▶ Exercise instructions: From the entries below, gather every line containing the string "title".

BEGIN Supplied records

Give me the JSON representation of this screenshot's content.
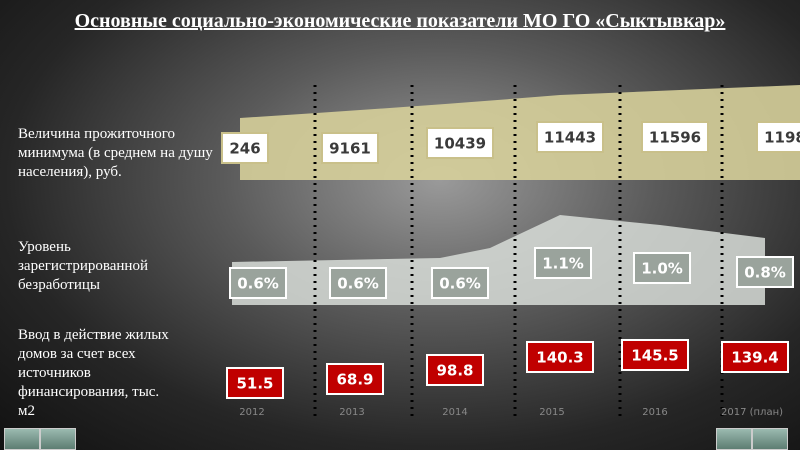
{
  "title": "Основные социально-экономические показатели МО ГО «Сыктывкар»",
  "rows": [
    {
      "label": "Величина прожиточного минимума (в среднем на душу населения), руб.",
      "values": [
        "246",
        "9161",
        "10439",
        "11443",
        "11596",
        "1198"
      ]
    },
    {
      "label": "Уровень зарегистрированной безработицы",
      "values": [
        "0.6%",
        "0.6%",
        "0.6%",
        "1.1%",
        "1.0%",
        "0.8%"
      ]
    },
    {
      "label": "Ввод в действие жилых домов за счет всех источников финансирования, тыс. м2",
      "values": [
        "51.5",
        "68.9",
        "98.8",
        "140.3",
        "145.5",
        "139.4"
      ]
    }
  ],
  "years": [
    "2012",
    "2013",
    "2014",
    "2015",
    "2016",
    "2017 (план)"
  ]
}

END Supplied records
BEGIN Supplied records

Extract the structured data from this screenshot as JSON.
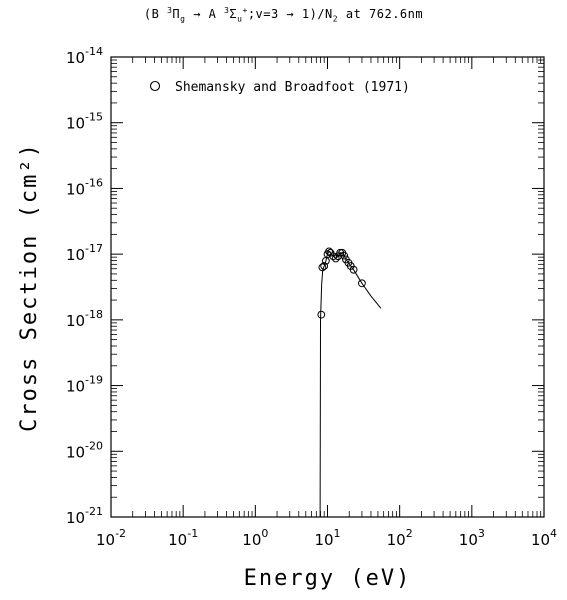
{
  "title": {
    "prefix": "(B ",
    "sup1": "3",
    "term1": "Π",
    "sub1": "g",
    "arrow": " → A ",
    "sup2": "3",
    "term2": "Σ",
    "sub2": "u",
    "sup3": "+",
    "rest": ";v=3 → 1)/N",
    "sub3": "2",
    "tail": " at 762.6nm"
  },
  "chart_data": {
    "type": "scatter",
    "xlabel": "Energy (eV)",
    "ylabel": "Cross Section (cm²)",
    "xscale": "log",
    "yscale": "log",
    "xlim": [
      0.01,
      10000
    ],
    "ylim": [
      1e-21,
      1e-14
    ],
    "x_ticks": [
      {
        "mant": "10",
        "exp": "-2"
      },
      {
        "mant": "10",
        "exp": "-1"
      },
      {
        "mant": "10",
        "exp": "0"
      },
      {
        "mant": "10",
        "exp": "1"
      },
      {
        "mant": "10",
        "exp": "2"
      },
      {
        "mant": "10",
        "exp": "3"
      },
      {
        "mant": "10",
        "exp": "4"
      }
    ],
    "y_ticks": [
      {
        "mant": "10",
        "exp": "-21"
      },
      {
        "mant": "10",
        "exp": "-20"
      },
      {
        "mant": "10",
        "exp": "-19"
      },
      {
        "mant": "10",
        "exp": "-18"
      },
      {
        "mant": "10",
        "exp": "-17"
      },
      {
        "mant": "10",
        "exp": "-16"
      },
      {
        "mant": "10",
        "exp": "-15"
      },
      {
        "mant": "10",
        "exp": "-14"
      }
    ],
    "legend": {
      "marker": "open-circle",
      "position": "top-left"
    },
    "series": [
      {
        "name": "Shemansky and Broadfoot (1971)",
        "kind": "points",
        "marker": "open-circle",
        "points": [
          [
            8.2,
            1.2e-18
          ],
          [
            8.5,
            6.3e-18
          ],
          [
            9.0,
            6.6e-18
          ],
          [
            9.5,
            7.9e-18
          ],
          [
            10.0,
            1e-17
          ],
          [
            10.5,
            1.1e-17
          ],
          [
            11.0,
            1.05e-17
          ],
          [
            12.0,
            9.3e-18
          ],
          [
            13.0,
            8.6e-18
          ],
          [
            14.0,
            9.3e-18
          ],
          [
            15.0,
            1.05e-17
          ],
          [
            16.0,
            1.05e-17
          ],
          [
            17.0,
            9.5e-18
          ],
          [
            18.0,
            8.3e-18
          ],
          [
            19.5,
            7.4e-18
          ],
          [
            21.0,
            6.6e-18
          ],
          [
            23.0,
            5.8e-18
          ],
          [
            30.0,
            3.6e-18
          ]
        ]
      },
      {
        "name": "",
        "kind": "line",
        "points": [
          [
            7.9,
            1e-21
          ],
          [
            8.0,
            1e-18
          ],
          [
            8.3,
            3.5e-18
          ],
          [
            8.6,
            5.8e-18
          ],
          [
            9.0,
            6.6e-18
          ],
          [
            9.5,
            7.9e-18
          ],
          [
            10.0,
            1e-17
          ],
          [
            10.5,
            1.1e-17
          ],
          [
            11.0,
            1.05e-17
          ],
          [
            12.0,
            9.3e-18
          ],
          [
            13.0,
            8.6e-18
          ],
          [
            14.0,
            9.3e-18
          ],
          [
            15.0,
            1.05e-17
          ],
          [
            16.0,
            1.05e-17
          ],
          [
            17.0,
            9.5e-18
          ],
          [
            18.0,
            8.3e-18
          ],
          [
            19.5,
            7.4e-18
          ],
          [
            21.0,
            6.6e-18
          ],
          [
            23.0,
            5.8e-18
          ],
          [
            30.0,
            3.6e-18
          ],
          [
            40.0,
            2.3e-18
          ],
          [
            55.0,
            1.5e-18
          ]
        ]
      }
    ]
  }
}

END Supplied records

▶ Problem solution:
  "title": "Основные социально-экономические показатели МО ГО «Сыктывкар»",
  "title": {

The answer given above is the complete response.